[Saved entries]
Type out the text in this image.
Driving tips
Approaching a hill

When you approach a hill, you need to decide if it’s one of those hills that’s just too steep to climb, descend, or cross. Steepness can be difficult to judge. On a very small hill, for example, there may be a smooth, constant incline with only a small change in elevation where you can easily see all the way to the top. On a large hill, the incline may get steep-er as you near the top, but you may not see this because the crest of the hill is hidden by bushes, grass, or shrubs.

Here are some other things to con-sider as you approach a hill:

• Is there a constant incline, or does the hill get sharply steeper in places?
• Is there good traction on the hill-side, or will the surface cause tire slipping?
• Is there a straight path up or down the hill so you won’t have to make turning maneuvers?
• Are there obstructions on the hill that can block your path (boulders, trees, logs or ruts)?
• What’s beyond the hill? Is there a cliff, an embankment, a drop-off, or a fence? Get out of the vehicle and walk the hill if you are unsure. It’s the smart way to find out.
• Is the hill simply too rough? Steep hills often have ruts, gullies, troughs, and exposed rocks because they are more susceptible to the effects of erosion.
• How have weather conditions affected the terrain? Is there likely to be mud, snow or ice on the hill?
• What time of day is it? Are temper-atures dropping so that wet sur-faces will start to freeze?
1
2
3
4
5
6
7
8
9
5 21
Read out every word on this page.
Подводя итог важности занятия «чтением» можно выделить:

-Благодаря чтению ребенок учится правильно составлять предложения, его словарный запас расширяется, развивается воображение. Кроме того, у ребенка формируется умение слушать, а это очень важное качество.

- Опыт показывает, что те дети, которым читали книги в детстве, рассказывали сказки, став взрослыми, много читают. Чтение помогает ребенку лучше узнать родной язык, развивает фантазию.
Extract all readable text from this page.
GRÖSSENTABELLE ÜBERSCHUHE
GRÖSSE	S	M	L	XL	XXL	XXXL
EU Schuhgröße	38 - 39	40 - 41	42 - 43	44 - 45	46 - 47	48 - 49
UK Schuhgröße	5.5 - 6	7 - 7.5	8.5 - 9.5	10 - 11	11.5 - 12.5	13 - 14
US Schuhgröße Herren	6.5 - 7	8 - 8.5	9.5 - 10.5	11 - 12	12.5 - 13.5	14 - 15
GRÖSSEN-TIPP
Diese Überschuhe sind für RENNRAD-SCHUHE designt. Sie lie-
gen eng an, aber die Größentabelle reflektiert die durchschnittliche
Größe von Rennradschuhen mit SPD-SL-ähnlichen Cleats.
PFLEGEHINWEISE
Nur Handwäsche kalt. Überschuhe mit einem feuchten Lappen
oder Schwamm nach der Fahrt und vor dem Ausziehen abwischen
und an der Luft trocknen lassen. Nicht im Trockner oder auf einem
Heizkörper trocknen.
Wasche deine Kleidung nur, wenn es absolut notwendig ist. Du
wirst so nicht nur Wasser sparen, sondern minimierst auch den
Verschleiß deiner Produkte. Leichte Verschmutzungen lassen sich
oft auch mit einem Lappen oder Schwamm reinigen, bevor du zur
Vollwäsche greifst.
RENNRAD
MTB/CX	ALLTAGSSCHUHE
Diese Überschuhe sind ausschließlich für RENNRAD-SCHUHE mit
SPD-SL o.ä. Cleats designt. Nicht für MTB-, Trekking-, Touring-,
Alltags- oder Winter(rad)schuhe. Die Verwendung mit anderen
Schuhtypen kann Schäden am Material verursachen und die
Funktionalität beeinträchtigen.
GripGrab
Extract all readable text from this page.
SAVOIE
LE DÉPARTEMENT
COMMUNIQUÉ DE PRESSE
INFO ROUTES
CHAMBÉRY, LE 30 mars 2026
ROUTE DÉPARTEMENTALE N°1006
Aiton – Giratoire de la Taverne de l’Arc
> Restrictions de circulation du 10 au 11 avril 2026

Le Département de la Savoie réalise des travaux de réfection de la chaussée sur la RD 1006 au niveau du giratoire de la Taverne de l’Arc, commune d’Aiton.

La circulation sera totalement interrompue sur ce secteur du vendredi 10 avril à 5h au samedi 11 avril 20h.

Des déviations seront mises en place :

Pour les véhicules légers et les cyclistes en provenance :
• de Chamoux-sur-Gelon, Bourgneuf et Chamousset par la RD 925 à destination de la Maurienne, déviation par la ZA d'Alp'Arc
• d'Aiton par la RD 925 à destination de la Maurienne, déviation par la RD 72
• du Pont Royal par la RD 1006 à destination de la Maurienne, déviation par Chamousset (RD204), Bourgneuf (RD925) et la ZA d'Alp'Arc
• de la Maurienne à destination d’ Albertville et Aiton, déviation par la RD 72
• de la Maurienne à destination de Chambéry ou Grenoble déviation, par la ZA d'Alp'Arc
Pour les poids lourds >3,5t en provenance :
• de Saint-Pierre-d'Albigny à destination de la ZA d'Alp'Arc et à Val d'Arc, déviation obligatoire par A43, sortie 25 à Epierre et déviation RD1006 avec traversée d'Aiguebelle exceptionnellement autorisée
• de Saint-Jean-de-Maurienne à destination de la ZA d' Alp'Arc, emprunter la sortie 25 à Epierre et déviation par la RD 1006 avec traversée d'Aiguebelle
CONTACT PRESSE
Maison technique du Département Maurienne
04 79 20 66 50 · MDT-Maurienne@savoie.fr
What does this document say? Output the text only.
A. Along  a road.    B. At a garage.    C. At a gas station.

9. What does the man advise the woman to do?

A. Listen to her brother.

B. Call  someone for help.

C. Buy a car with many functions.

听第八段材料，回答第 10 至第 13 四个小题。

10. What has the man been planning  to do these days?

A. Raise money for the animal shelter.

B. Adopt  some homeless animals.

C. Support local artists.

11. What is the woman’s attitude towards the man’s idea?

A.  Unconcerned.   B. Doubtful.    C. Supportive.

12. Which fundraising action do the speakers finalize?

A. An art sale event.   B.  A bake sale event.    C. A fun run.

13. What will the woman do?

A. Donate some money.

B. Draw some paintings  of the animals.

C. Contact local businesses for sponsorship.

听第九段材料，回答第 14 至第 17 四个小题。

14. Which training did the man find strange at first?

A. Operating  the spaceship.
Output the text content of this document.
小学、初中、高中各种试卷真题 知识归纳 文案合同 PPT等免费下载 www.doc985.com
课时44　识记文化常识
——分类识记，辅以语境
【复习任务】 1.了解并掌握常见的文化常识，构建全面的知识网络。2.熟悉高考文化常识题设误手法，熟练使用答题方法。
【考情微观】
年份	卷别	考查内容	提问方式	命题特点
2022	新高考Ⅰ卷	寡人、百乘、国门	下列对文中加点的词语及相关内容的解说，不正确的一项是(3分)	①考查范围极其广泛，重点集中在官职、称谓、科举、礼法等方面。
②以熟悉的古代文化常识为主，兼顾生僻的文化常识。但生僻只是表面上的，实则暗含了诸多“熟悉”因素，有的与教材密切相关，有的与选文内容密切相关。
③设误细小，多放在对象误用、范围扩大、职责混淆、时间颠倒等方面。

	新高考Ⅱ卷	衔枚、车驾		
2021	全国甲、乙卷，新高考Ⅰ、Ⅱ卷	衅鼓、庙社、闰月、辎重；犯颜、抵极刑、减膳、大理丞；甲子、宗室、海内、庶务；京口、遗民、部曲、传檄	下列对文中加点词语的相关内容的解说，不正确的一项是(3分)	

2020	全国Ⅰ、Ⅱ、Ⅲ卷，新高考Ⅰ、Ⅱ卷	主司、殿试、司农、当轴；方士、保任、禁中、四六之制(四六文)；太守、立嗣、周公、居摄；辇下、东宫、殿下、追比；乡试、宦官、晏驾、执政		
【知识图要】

**WHAT THE EXERCISE ASKS**
Repeat back the data above, exact to the last character.

**WORKED ANSWER**
Type out the text in this image.
Driving tips
Approaching a hill

When you approach a hill, you need to decide if it’s one of those hills that’s just too steep to climb, descend, or cross. Steepness can be difficult to judge. On a very small hill, for example, there may be a smooth, constant incline with only a small change in elevation where you can easily see all the way to the top. On a large hill, the incline may get steep-er as you near the top, but you may not see this because the crest of the hill is hidden by bushes, grass, or shrubs.

Here are some other things to con-sider as you approach a hill:

• Is there a constant incline, or does the hill get sharply steeper in places?
• Is there good traction on the hill-side, or will the surface cause tire slipping?
• Is there a straight path up or down the hill so you won’t have to make turning maneuvers?
• Are there obstructions on the hill that can block your path (boulders, trees, logs or ruts)?
• What’s beyond the hill? Is there a cliff, an embankment, a drop-off, or a fence? Get out of the vehicle and walk the hill if you are unsure. It’s the smart way to find out.
• Is the hill simply too rough? Steep hills often have ruts, gullies, troughs, and exposed rocks because they are more susceptible to the effects of erosion.
• How have weather conditions affected the terrain? Is there likely to be mud, snow or ice on the hill?
• What time of day is it? Are temper-atures dropping so that wet sur-faces will start to freeze?
1
2
3
4
5
6
7
8
9
5 21
Read out every word on this page.
Подводя итог важности занятия «чтением» можно выделить:

-Благодаря чтению ребенок учится правильно составлять предложения, его словарный запас расширяется, развивается воображение. Кроме того, у ребенка формируется умение слушать, а это очень важное качество.

- Опыт показывает, что те дети, которым читали книги в детстве, рассказывали сказки, став взрослыми, много читают. Чтение помогает ребенку лучше узнать родной язык, развивает фантазию.
Extract all readable text from this page.
GRÖSSENTABELLE ÜBERSCHUHE
GRÖSSE	S	M	L	XL	XXL	XXXL
EU Schuhgröße	38 - 39	40 - 41	42 - 43	44 - 45	46 - 47	48 - 49
UK Schuhgröße	5.5 - 6	7 - 7.5	8.5 - 9.5	10 - 11	11.5 - 12.5	13 - 14
US Schuhgröße Herren	6.5 - 7	8 - 8.5	9.5 - 10.5	11 - 12	12.5 - 13.5	14 - 15
GRÖSSEN-TIPP
Diese Überschuhe sind für RENNRAD-SCHUHE designt. Sie lie-
gen eng an, aber die Größentabelle reflektiert die durchschnittliche
Größe von Rennradschuhen mit SPD-SL-ähnlichen Cleats.
PFLEGEHINWEISE
Nur Handwäsche kalt. Überschuhe mit einem feuchten Lappen
oder Schwamm nach der Fahrt und vor dem Ausziehen abwischen
und an der Luft trocknen lassen. Nicht im Trockner oder auf einem
Heizkörper trocknen.
Wasche deine Kleidung nur, wenn es absolut notwendig ist. Du
wirst so nicht nur Wasser sparen, sondern minimierst auch den
Verschleiß deiner Produkte. Leichte Verschmutzungen lassen sich
oft auch mit einem Lappen oder Schwamm reinigen, bevor du zur
Vollwäsche greifst.
RENNRAD
MTB/CX	ALLTAGSSCHUHE
Diese Überschuhe sind ausschließlich für RENNRAD-SCHUHE mit
SPD-SL o.ä. Cleats designt. Nicht für MTB-, Trekking-, Touring-,
Alltags- oder Winter(rad)schuhe. Die Verwendung mit anderen
Schuhtypen kann Schäden am Material verursachen und die
Funktionalität beeinträchtigen.
GripGrab
Extract all readable text from this page.
SAVOIE
LE DÉPARTEMENT
COMMUNIQUÉ DE PRESSE
INFO ROUTES
CHAMBÉRY, LE 30 mars 2026
ROUTE DÉPARTEMENTALE N°1006
Aiton – Giratoire de la Taverne de l’Arc
> Restrictions de circulation du 10 au 11 avril 2026

Le Département de la Savoie réalise des travaux de réfection de la chaussée sur la RD 1006 au niveau du giratoire de la Taverne de l’Arc, commune d’Aiton.

La circulation sera totalement interrompue sur ce secteur du vendredi 10 avril à 5h au samedi 11 avril 20h.

Des déviations seront mises en place :

Pour les véhicules légers et les cyclistes en provenance :
• de Chamoux-sur-Gelon, Bourgneuf et Chamousset par la RD 925 à destination de la Maurienne, déviation par la ZA d'Alp'Arc
• d'Aiton par la RD 925 à destination de la Maurienne, déviation par la RD 72
• du Pont Royal par la RD 1006 à destination de la Maurienne, déviation par Chamousset (RD204), Bourgneuf (RD925) et la ZA d'Alp'Arc
• de la Maurienne à destination d’ Albertville et Aiton, déviation par la RD 72
• de la Maurienne à destination de Chambéry ou Grenoble déviation, par la ZA d'Alp'Arc
Pour les poids lourds >3,5t en provenance :
• de Saint-Pierre-d'Albigny à destination de la ZA d'Alp'Arc et à Val d'Arc, déviation obligatoire par A43, sortie 25 à Epierre et déviation RD1006 avec traversée d'Aiguebelle exceptionnellement autorisée
• de Saint-Jean-de-Maurienne à destination de la ZA d' Alp'Arc, emprunter la sortie 25 à Epierre et déviation par la RD 1006 avec traversée d'Aiguebelle
CONTACT PRESSE
Maison technique du Département Maurienne
04 79 20 66 50 · MDT-Maurienne@savoie.fr
What does this document say? Output the text only.
A. Along  a road.    B. At a garage.    C. At a gas station.

9. What does the man advise the woman to do?

A. Listen to her brother.

B. Call  someone for help.

C. Buy a car with many functions.

听第八段材料，回答第 10 至第 13 四个小题。

10. What has the man been planning  to do these days?

A. Raise money for the animal shelter.

B. Adopt  some homeless animals.

C. Support local artists.

11. What is the woman’s attitude towards the man’s idea?

A.  Unconcerned.   B. Doubtful.    C. Supportive.

12. Which fundraising action do the speakers finalize?

A. An art sale event.   B.  A bake sale event.    C. A fun run.

13. What will the woman do?

A. Donate some money.

B. Draw some paintings  of the animals.

C. Contact local businesses for sponsorship.

听第九段材料，回答第 14 至第 17 四个小题。

14. Which training did the man find strange at first?

A. Operating  the spaceship.
Output the text content of this document.
小学、初中、高中各种试卷真题 知识归纳 文案合同 PPT等免费下载 www.doc985.com
课时44　识记文化常识
——分类识记，辅以语境
【复习任务】 1.了解并掌握常见的文化常识，构建全面的知识网络。2.熟悉高考文化常识题设误手法，熟练使用答题方法。
【考情微观】
年份	卷别	考查内容	提问方式	命题特点
2022	新高考Ⅰ卷	寡人、百乘、国门	下列对文中加点的词语及相关内容的解说，不正确的一项是(3分)	①考查范围极其广泛，重点集中在官职、称谓、科举、礼法等方面。
②以熟悉的古代文化常识为主，兼顾生僻的文化常识。但生僻只是表面上的，实则暗含了诸多“熟悉”因素，有的与教材密切相关，有的与选文内容密切相关。
③设误细小，多放在对象误用、范围扩大、职责混淆、时间颠倒等方面。

	新高考Ⅱ卷	衔枚、车驾		
2021	全国甲、乙卷，新高考Ⅰ、Ⅱ卷	衅鼓、庙社、闰月、辎重；犯颜、抵极刑、减膳、大理丞；甲子、宗室、海内、庶务；京口、遗民、部曲、传檄	下列对文中加点词语的相关内容的解说，不正确的一项是(3分)	

2020	全国Ⅰ、Ⅱ、Ⅲ卷，新高考Ⅰ、Ⅱ卷	主司、殿试、司农、当轴；方士、保任、禁中、四六之制(四六文)；太守、立嗣、周公、居摄；辇下、东宫、殿下、追比；乡试、宦官、晏驾、执政		
【知识图要】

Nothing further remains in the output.